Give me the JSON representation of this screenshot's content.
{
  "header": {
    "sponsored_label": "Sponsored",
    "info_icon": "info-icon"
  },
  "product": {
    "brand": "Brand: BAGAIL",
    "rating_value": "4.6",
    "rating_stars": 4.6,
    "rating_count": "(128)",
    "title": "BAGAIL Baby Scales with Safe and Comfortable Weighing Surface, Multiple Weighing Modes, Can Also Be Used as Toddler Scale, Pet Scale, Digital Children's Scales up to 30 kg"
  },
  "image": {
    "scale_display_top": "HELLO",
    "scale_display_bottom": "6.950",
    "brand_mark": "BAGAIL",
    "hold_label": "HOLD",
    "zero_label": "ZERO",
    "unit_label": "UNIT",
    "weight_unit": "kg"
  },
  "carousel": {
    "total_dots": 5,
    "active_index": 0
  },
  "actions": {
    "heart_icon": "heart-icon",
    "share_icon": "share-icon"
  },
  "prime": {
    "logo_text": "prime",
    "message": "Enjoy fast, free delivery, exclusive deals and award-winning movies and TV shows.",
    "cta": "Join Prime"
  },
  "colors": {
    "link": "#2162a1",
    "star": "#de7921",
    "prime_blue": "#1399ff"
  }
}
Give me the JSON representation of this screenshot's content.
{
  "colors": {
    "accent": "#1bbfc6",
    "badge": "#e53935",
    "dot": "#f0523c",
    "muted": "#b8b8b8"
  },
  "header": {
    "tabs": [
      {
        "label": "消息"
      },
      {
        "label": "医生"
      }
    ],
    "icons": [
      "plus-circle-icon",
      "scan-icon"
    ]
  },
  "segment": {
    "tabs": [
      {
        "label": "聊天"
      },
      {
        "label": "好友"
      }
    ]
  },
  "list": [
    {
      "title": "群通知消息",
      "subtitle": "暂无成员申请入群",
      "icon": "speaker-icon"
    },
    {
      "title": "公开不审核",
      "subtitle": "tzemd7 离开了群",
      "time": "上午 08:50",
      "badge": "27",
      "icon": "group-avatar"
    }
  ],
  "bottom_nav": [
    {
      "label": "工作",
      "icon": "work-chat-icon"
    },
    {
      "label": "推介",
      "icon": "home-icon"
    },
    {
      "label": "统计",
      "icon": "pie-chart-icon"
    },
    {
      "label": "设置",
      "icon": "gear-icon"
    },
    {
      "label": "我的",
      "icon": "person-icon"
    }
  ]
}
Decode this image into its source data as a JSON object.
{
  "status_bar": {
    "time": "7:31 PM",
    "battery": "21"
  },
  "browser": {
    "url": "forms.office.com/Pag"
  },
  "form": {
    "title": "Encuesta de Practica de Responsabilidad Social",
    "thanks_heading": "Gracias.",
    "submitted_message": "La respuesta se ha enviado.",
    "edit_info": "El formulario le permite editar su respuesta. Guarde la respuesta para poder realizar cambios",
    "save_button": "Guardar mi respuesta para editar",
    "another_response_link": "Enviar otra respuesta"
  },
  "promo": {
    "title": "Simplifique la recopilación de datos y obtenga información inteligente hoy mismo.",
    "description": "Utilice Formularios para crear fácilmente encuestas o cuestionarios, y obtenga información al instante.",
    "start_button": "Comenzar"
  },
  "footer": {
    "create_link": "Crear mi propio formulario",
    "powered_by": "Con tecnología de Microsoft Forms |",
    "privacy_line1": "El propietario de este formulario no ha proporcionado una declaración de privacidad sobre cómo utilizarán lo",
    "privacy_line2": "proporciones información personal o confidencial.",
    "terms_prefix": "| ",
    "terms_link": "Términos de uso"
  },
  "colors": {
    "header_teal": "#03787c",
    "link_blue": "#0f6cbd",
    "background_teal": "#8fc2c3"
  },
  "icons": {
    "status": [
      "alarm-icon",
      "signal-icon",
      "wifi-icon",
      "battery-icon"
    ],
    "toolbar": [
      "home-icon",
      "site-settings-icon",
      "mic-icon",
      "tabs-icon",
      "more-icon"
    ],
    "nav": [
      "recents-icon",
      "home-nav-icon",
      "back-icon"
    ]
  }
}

**Your objective**
Reproduce the entries above in full by retyping them exactly.

**Response for this exercise**
Give me the JSON representation of this screenshot's content.
{
  "header": {
    "sponsored_label": "Sponsored",
    "info_icon": "info-icon"
  },
  "product": {
    "brand": "Brand: BAGAIL",
    "rating_value": "4.6",
    "rating_stars": 4.6,
    "rating_count": "(128)",
    "title": "BAGAIL Baby Scales with Safe and Comfortable Weighing Surface, Multiple Weighing Modes, Can Also Be Used as Toddler Scale, Pet Scale, Digital Children's Scales up to 30 kg"
  },
  "image": {
    "scale_display_top": "HELLO",
    "scale_display_bottom": "6.950",
    "brand_mark": "BAGAIL",
    "hold_label": "HOLD",
    "zero_label": "ZERO",
    "unit_label": "UNIT",
    "weight_unit": "kg"
  },
  "carousel": {
    "total_dots": 5,
    "active_index": 0
  },
  "actions": {
    "heart_icon": "heart-icon",
    "share_icon": "share-icon"
  },
  "prime": {
    "logo_text": "prime",
    "message": "Enjoy fast, free delivery, exclusive deals and award-winning movies and TV shows.",
    "cta": "Join Prime"
  },
  "colors": {
    "link": "#2162a1",
    "star": "#de7921",
    "prime_blue": "#1399ff"
  }
}
Give me the JSON representation of this screenshot's content.
{
  "colors": {
    "accent": "#1bbfc6",
    "badge": "#e53935",
    "dot": "#f0523c",
    "muted": "#b8b8b8"
  },
  "header": {
    "tabs": [
      {
        "label": "消息"
      },
      {
        "label": "医生"
      }
    ],
    "icons": [
      "plus-circle-icon",
      "scan-icon"
    ]
  },
  "segment": {
    "tabs": [
      {
        "label": "聊天"
      },
      {
        "label": "好友"
      }
    ]
  },
  "list": [
    {
      "title": "群通知消息",
      "subtitle": "暂无成员申请入群",
      "icon": "speaker-icon"
    },
    {
      "title": "公开不审核",
      "subtitle": "tzemd7 离开了群",
      "time": "上午 08:50",
      "badge": "27",
      "icon": "group-avatar"
    }
  ],
  "bottom_nav": [
    {
      "label": "工作",
      "icon": "work-chat-icon"
    },
    {
      "label": "推介",
      "icon": "home-icon"
    },
    {
      "label": "统计",
      "icon": "pie-chart-icon"
    },
    {
      "label": "设置",
      "icon": "gear-icon"
    },
    {
      "label": "我的",
      "icon": "person-icon"
    }
  ]
}
Decode this image into its source data as a JSON object.
{
  "status_bar": {
    "time": "7:31 PM",
    "battery": "21"
  },
  "browser": {
    "url": "forms.office.com/Pag"
  },
  "form": {
    "title": "Encuesta de Practica de Responsabilidad Social",
    "thanks_heading": "Gracias.",
    "submitted_message": "La respuesta se ha enviado.",
    "edit_info": "El formulario le permite editar su respuesta. Guarde la respuesta para poder realizar cambios",
    "save_button": "Guardar mi respuesta para editar",
    "another_response_link": "Enviar otra respuesta"
  },
  "promo": {
    "title": "Simplifique la recopilación de datos y obtenga información inteligente hoy mismo.",
    "description": "Utilice Formularios para crear fácilmente encuestas o cuestionarios, y obtenga información al instante.",
    "start_button": "Comenzar"
  },
  "footer": {
    "create_link": "Crear mi propio formulario",
    "powered_by": "Con tecnología de Microsoft Forms |",
    "privacy_line1": "El propietario de este formulario no ha proporcionado una declaración de privacidad sobre cómo utilizarán lo",
    "privacy_line2": "proporciones información personal o confidencial.",
    "terms_prefix": "| ",
    "terms_link": "Términos de uso"
  },
  "colors": {
    "header_teal": "#03787c",
    "link_blue": "#0f6cbd",
    "background_teal": "#8fc2c3"
  },
  "icons": {
    "status": [
      "alarm-icon",
      "signal-icon",
      "wifi-icon",
      "battery-icon"
    ],
    "toolbar": [
      "home-icon",
      "site-settings-icon",
      "mic-icon",
      "tabs-icon",
      "more-icon"
    ],
    "nav": [
      "recents-icon",
      "home-nav-icon",
      "back-icon"
    ]
  }
}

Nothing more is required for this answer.